**EXERCISE REQUIREMENTS:**
Only the number is wanted: how many lines of these entries contain the word "Secure"?

**RAW DATA:**
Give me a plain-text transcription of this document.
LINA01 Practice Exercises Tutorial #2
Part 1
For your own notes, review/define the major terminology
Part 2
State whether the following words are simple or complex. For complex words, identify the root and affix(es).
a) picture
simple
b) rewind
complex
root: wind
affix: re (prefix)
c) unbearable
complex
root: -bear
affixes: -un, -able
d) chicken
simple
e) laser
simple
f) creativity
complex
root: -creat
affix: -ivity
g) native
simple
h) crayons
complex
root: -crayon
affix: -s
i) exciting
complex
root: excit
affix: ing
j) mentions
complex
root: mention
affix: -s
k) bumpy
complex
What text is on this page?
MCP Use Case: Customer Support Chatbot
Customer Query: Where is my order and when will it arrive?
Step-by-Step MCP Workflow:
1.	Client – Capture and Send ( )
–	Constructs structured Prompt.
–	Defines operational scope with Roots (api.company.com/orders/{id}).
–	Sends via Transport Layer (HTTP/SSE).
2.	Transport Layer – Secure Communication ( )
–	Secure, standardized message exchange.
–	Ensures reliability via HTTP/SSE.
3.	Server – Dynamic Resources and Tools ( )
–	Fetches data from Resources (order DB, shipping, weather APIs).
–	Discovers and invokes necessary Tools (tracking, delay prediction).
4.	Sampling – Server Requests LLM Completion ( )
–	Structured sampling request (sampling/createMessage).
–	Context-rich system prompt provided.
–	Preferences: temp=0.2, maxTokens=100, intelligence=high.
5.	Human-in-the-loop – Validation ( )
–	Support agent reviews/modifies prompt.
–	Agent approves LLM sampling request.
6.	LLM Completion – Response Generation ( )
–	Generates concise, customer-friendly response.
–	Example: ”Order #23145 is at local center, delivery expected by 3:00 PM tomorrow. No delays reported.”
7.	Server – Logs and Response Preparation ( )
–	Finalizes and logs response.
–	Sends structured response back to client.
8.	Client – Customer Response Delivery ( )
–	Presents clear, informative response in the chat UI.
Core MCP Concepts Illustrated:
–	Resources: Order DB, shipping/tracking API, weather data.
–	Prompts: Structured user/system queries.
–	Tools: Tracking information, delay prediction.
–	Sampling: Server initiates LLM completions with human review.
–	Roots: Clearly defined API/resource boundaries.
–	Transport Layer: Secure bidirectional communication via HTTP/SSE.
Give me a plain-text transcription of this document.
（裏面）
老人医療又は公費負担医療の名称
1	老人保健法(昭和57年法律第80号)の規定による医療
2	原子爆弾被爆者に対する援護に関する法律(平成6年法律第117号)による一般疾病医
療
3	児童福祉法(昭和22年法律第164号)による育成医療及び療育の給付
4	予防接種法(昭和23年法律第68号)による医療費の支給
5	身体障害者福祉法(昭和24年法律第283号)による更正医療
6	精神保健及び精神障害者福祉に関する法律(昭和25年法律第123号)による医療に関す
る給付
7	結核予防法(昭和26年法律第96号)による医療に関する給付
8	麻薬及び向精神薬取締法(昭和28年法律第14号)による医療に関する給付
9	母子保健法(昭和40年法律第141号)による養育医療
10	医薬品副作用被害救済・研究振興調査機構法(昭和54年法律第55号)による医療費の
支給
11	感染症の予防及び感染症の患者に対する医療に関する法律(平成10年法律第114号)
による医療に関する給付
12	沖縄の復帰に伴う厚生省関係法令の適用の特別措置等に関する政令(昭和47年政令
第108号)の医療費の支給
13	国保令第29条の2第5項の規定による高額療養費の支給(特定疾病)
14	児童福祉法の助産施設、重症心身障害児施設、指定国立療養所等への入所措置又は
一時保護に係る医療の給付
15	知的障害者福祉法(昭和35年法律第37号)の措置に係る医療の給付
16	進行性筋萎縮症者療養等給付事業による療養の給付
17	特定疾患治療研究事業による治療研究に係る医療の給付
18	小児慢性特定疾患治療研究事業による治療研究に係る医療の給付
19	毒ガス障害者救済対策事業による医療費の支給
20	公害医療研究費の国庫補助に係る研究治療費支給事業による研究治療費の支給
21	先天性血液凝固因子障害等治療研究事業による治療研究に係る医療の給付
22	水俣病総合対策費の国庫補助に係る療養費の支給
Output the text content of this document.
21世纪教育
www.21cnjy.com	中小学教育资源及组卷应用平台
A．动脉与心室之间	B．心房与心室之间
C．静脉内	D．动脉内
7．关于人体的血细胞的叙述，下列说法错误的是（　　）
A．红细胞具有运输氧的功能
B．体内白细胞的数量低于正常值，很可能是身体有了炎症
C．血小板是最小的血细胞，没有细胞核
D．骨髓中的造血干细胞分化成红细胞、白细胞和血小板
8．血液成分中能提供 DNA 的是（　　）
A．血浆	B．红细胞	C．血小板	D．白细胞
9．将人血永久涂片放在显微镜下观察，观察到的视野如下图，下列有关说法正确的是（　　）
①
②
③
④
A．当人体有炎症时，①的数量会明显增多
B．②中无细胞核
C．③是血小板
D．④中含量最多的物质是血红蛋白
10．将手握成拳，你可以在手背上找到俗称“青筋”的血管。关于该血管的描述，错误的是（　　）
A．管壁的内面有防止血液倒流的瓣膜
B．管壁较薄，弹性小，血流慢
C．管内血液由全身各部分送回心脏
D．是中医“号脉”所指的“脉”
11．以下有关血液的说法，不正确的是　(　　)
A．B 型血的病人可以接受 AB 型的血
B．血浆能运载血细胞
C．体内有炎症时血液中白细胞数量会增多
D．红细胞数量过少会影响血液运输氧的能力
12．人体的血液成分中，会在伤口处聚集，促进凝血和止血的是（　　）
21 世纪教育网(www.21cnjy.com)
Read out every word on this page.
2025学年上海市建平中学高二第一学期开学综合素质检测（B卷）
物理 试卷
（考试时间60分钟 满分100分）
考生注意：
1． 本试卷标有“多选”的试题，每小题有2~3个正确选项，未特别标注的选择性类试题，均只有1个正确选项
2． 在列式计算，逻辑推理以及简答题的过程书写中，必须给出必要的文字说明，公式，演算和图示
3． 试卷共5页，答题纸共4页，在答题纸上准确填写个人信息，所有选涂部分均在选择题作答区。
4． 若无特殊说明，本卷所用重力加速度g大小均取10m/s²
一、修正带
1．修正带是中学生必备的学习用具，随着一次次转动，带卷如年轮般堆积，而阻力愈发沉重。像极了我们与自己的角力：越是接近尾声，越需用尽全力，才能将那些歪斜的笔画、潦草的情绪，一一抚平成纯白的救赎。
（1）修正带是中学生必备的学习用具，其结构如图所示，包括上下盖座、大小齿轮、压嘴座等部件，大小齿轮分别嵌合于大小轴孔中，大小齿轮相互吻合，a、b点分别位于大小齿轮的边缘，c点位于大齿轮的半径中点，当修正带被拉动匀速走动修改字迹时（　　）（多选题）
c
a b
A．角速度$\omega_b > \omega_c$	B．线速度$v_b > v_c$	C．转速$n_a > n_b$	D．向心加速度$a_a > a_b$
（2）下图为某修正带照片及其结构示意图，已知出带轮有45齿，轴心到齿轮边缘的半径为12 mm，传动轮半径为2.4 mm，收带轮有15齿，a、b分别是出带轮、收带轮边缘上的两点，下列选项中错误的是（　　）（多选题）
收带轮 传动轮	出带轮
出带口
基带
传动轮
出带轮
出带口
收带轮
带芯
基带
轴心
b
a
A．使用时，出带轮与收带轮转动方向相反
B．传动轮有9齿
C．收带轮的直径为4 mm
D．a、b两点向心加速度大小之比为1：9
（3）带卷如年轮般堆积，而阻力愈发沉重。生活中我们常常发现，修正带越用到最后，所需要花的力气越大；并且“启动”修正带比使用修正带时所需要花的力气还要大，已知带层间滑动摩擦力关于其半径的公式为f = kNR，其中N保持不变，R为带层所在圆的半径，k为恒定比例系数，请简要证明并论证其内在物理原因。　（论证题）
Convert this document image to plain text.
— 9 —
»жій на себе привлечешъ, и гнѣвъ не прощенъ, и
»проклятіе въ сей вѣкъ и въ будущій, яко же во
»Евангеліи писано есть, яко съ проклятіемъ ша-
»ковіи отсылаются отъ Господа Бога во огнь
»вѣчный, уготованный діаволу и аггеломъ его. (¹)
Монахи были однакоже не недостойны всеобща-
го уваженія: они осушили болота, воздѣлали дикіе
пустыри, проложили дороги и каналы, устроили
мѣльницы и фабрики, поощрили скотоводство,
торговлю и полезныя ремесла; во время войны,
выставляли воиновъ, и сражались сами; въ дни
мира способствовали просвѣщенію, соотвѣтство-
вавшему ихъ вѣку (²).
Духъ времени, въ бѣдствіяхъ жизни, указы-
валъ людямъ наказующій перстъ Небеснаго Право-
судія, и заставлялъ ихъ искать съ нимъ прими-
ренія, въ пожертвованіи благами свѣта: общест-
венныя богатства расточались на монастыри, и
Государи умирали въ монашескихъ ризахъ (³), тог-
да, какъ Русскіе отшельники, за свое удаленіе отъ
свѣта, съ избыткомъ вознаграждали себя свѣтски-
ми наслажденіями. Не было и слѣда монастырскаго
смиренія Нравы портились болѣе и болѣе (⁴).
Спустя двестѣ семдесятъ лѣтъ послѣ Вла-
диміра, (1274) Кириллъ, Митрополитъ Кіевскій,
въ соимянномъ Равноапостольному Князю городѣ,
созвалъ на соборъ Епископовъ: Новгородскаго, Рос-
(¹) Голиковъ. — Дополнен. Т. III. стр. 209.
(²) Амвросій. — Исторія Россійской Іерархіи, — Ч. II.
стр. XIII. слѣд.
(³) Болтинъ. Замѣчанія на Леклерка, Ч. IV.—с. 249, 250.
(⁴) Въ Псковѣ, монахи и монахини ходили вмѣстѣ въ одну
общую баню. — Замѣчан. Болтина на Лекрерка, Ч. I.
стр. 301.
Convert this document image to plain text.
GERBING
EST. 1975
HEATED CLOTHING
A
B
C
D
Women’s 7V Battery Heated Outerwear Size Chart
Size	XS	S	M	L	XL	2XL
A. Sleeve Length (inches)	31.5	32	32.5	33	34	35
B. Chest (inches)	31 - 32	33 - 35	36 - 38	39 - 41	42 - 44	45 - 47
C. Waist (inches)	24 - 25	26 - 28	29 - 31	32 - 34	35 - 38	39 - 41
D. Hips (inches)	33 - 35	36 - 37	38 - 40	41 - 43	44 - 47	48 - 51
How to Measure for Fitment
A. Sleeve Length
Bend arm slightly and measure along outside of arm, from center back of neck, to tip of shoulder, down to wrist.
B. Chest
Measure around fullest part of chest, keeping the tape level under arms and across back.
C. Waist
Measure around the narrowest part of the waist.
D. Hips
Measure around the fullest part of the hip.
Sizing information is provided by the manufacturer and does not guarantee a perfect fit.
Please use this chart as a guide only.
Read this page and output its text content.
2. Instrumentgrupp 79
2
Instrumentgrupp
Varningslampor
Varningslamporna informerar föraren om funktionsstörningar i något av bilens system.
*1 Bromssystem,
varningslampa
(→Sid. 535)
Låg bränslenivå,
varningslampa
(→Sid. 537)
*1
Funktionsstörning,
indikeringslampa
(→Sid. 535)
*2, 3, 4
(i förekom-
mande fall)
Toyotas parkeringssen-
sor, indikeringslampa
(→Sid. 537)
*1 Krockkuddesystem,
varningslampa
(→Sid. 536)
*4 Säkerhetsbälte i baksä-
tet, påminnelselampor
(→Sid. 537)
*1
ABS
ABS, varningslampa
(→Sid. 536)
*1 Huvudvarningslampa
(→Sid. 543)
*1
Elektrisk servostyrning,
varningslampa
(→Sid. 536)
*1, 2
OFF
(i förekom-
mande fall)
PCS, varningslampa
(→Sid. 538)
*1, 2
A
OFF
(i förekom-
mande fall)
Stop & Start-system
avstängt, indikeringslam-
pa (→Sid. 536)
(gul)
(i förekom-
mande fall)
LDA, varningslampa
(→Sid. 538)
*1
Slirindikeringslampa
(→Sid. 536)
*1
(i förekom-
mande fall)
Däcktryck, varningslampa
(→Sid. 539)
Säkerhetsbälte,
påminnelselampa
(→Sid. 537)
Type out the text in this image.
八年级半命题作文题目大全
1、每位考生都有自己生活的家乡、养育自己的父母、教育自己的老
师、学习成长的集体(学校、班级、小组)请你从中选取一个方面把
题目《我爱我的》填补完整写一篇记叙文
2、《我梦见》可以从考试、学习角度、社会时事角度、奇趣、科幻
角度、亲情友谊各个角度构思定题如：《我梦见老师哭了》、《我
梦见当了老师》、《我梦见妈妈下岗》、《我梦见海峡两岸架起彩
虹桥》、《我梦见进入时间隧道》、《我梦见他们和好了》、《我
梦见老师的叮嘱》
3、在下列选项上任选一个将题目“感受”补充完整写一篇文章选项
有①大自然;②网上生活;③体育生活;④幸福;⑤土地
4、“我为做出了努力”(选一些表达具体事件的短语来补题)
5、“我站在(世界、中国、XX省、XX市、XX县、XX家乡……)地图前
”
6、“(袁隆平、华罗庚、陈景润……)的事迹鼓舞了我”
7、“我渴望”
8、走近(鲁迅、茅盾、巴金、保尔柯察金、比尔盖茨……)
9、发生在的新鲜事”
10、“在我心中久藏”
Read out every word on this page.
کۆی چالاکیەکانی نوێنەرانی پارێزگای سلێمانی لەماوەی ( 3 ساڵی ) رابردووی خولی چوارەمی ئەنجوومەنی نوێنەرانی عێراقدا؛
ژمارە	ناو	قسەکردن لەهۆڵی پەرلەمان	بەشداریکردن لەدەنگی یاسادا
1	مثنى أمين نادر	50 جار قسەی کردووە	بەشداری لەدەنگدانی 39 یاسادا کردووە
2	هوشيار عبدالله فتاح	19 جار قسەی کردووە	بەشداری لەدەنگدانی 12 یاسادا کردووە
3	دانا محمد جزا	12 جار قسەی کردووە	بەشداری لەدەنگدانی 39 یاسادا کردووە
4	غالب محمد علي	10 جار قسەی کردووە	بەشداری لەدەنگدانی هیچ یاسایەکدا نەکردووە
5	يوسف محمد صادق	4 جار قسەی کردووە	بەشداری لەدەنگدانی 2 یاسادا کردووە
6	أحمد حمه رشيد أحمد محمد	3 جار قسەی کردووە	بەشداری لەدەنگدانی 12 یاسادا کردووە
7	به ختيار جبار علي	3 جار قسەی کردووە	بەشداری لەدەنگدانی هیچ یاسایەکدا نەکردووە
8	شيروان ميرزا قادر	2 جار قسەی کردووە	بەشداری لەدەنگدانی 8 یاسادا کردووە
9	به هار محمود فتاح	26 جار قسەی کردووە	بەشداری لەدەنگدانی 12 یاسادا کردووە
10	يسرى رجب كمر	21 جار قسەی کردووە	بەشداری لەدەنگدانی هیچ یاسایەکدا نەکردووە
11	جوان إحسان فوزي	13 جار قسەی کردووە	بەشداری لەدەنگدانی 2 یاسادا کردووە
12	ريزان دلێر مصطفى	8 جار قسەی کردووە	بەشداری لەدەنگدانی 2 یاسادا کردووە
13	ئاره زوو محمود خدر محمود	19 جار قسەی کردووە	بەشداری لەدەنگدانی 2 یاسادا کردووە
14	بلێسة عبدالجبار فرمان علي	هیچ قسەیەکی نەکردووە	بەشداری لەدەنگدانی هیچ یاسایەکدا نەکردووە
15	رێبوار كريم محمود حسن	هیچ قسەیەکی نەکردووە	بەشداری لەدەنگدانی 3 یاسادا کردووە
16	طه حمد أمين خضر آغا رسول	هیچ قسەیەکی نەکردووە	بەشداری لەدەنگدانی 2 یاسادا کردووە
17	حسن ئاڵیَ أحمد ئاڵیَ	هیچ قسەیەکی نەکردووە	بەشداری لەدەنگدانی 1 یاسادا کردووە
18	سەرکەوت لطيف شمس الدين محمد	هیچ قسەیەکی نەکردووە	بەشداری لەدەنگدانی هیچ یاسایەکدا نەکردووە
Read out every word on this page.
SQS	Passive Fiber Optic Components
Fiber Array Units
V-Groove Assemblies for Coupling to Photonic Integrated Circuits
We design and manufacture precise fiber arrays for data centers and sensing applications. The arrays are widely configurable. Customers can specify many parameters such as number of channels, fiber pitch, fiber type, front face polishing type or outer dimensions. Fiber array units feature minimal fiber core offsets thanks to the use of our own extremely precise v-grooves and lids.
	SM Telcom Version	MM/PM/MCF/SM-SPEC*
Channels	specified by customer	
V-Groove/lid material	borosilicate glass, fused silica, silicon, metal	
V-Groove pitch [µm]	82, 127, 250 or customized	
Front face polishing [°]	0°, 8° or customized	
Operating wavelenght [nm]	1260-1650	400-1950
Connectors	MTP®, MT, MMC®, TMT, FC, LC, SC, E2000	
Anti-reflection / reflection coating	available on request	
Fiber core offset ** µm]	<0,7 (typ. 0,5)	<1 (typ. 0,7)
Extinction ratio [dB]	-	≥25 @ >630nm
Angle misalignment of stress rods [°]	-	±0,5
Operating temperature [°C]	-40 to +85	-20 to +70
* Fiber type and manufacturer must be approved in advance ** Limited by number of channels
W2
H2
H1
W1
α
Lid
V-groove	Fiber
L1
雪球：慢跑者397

**REPLY:**
3